+++ Data supplied

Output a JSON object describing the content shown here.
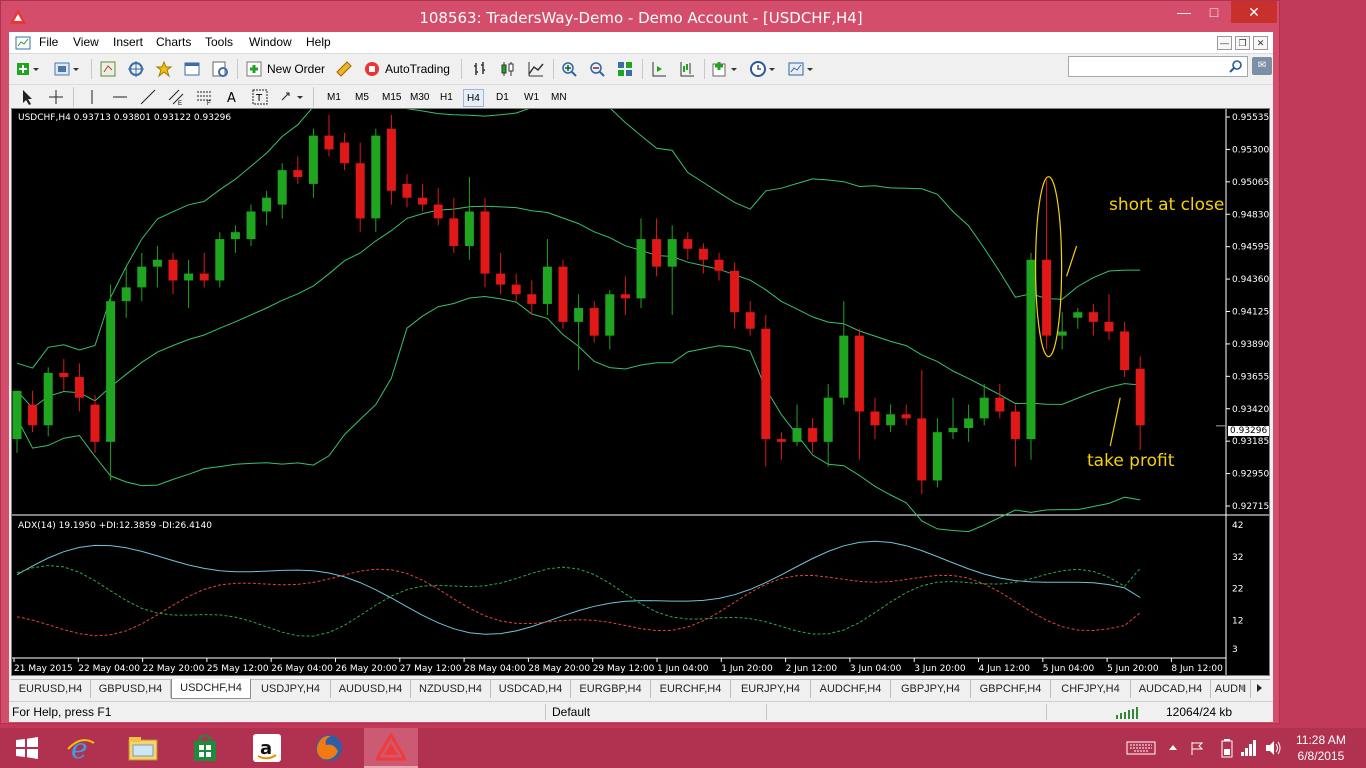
{
  "window": {
    "title": "108563: TradersWay-Demo - Demo Account - [USDCHF,H4]"
  },
  "menu": [
    "File",
    "View",
    "Insert",
    "Charts",
    "Tools",
    "Window",
    "Help"
  ],
  "toolbar": {
    "new_order_label": "New Order",
    "autotrading_label": "AutoTrading"
  },
  "timeframes": [
    "M1",
    "M5",
    "M15",
    "M30",
    "H1",
    "H4",
    "D1",
    "W1",
    "MN"
  ],
  "active_timeframe": "H4",
  "chart": {
    "header": "USDCHF,H4  0.93713 0.93801 0.93122 0.93296",
    "indicator_header": "ADX(14) 19.1950 +DI:12.3859 -DI:26.4140",
    "current_price": "0.93296",
    "price_ticks": [
      "0.95535",
      "0.95300",
      "0.95065",
      "0.94830",
      "0.94595",
      "0.94360",
      "0.94125",
      "0.93890",
      "0.93655",
      "0.93420",
      "0.93185",
      "0.92950",
      "0.92715"
    ],
    "adx_ticks": [
      "42",
      "32",
      "22",
      "12",
      "3"
    ],
    "time_ticks": [
      "21 May 2015",
      "22 May 04:00",
      "22 May 20:00",
      "25 May 12:00",
      "26 May 04:00",
      "26 May 20:00",
      "27 May 12:00",
      "28 May 04:00",
      "28 May 20:00",
      "29 May 12:00",
      "1 Jun 04:00",
      "1 Jun 20:00",
      "2 Jun 12:00",
      "3 Jun 04:00",
      "3 Jun 20:00",
      "4 Jun 12:00",
      "5 Jun 04:00",
      "5 Jun 20:00",
      "8 Jun 12:00"
    ],
    "annotations": {
      "short": "short at close",
      "take_profit": "take profit"
    },
    "colors": {
      "bull": "#1fa51f",
      "bear": "#e01818",
      "bands": "#37c26b",
      "adx": "#6fc3d9",
      "plus_di": "#2aa84a",
      "minus_di": "#e0433c",
      "annotation": "#f5d10a"
    }
  },
  "chart_data": {
    "type": "candlestick",
    "symbol": "USDCHF",
    "timeframe": "H4",
    "ohlc_last": {
      "open": 0.93713,
      "high": 0.93801,
      "low": 0.93122,
      "close": 0.93296
    },
    "ylim": [
      0.92715,
      0.95535
    ],
    "candles": [
      [
        0.932,
        0.9345,
        0.931,
        0.9355
      ],
      [
        0.9345,
        0.9355,
        0.9325,
        0.933
      ],
      [
        0.933,
        0.9372,
        0.9322,
        0.9368
      ],
      [
        0.9368,
        0.9378,
        0.9355,
        0.9365
      ],
      [
        0.9365,
        0.9375,
        0.934,
        0.935
      ],
      [
        0.9345,
        0.9352,
        0.931,
        0.9318
      ],
      [
        0.9318,
        0.9432,
        0.929,
        0.942
      ],
      [
        0.942,
        0.9445,
        0.9408,
        0.943
      ],
      [
        0.943,
        0.9455,
        0.942,
        0.9445
      ],
      [
        0.9445,
        0.946,
        0.943,
        0.945
      ],
      [
        0.945,
        0.9455,
        0.9425,
        0.9435
      ],
      [
        0.9435,
        0.945,
        0.9415,
        0.944
      ],
      [
        0.944,
        0.9455,
        0.943,
        0.9435
      ],
      [
        0.9435,
        0.947,
        0.943,
        0.9465
      ],
      [
        0.9465,
        0.9475,
        0.9455,
        0.947
      ],
      [
        0.9465,
        0.949,
        0.946,
        0.9485
      ],
      [
        0.9485,
        0.95,
        0.9475,
        0.9495
      ],
      [
        0.949,
        0.952,
        0.948,
        0.9515
      ],
      [
        0.9515,
        0.9525,
        0.9505,
        0.951
      ],
      [
        0.9505,
        0.9545,
        0.9495,
        0.954
      ],
      [
        0.954,
        0.9555,
        0.9525,
        0.953
      ],
      [
        0.9535,
        0.9542,
        0.9515,
        0.952
      ],
      [
        0.952,
        0.9535,
        0.947,
        0.948
      ],
      [
        0.948,
        0.9545,
        0.947,
        0.954
      ],
      [
        0.9545,
        0.9555,
        0.949,
        0.95
      ],
      [
        0.9505,
        0.9512,
        0.9488,
        0.9495
      ],
      [
        0.9495,
        0.9505,
        0.9485,
        0.949
      ],
      [
        0.949,
        0.9502,
        0.9475,
        0.948
      ],
      [
        0.948,
        0.9495,
        0.9455,
        0.946
      ],
      [
        0.946,
        0.951,
        0.945,
        0.9485
      ],
      [
        0.9485,
        0.9495,
        0.943,
        0.944
      ],
      [
        0.944,
        0.9455,
        0.9425,
        0.9432
      ],
      [
        0.9432,
        0.944,
        0.942,
        0.9425
      ],
      [
        0.9425,
        0.9435,
        0.941,
        0.9418
      ],
      [
        0.9418,
        0.9465,
        0.941,
        0.9445
      ],
      [
        0.9445,
        0.945,
        0.94,
        0.9405
      ],
      [
        0.9405,
        0.9425,
        0.937,
        0.9415
      ],
      [
        0.9415,
        0.942,
        0.939,
        0.9395
      ],
      [
        0.9395,
        0.9428,
        0.9385,
        0.9425
      ],
      [
        0.9425,
        0.9438,
        0.941,
        0.9422
      ],
      [
        0.9422,
        0.948,
        0.9415,
        0.9465
      ],
      [
        0.9465,
        0.948,
        0.9438,
        0.9445
      ],
      [
        0.9445,
        0.9475,
        0.941,
        0.9465
      ],
      [
        0.9465,
        0.947,
        0.945,
        0.9458
      ],
      [
        0.9458,
        0.9462,
        0.944,
        0.945
      ],
      [
        0.945,
        0.9455,
        0.9435,
        0.9442
      ],
      [
        0.9442,
        0.9448,
        0.94,
        0.9412
      ],
      [
        0.9412,
        0.942,
        0.9395,
        0.94
      ],
      [
        0.94,
        0.941,
        0.93,
        0.932
      ],
      [
        0.932,
        0.9325,
        0.9305,
        0.9318
      ],
      [
        0.9318,
        0.9345,
        0.9315,
        0.9328
      ],
      [
        0.9328,
        0.9335,
        0.931,
        0.9318
      ],
      [
        0.9318,
        0.936,
        0.93,
        0.935
      ],
      [
        0.935,
        0.942,
        0.9345,
        0.9395
      ],
      [
        0.9395,
        0.94,
        0.9305,
        0.934
      ],
      [
        0.934,
        0.935,
        0.932,
        0.933
      ],
      [
        0.933,
        0.9345,
        0.9325,
        0.9338
      ],
      [
        0.9338,
        0.9345,
        0.933,
        0.9335
      ],
      [
        0.9335,
        0.937,
        0.928,
        0.929
      ],
      [
        0.929,
        0.9335,
        0.9285,
        0.9325
      ],
      [
        0.9325,
        0.935,
        0.932,
        0.9328
      ],
      [
        0.9328,
        0.9345,
        0.9318,
        0.9335
      ],
      [
        0.9335,
        0.936,
        0.933,
        0.935
      ],
      [
        0.935,
        0.936,
        0.9335,
        0.934
      ],
      [
        0.934,
        0.9345,
        0.93,
        0.932
      ],
      [
        0.932,
        0.9455,
        0.9305,
        0.945
      ],
      [
        0.945,
        0.9508,
        0.9385,
        0.9395
      ],
      [
        0.9395,
        0.9412,
        0.9385,
        0.9398
      ],
      [
        0.9408,
        0.9415,
        0.94,
        0.9412
      ],
      [
        0.9412,
        0.9418,
        0.9395,
        0.9405
      ],
      [
        0.9405,
        0.9425,
        0.9392,
        0.9398
      ],
      [
        0.9398,
        0.9405,
        0.9365,
        0.937
      ],
      [
        0.9371,
        0.938,
        0.9312,
        0.933
      ]
    ],
    "candle_fields": [
      "open",
      "high",
      "low",
      "close"
    ],
    "indicators": {
      "bollinger": true,
      "adx": {
        "period": 14,
        "adx": 19.195,
        "plus_di": 12.3859,
        "minus_di": 26.414,
        "ylim": [
          3,
          42
        ]
      }
    }
  },
  "symbol_tabs": [
    "EURUSD,H4",
    "GBPUSD,H4",
    "USDCHF,H4",
    "USDJPY,H4",
    "AUDUSD,H4",
    "NZDUSD,H4",
    "USDCAD,H4",
    "EURGBP,H4",
    "EURCHF,H4",
    "EURJPY,H4",
    "AUDCHF,H4",
    "GBPJPY,H4",
    "GBPCHF,H4",
    "CHFJPY,H4",
    "AUDCAD,H4",
    "AUDN"
  ],
  "active_symbol_tab": "USDCHF,H4",
  "status": {
    "help": "For Help, press F1",
    "profile": "Default",
    "traffic": "12064/24 kb"
  },
  "taskbar": {
    "time": "11:28 AM",
    "date": "6/8/2015"
  }
}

++++++

For the material, find the number of lines holding the word "close" and give that figure and nothing more.

**Solution to this task:** 3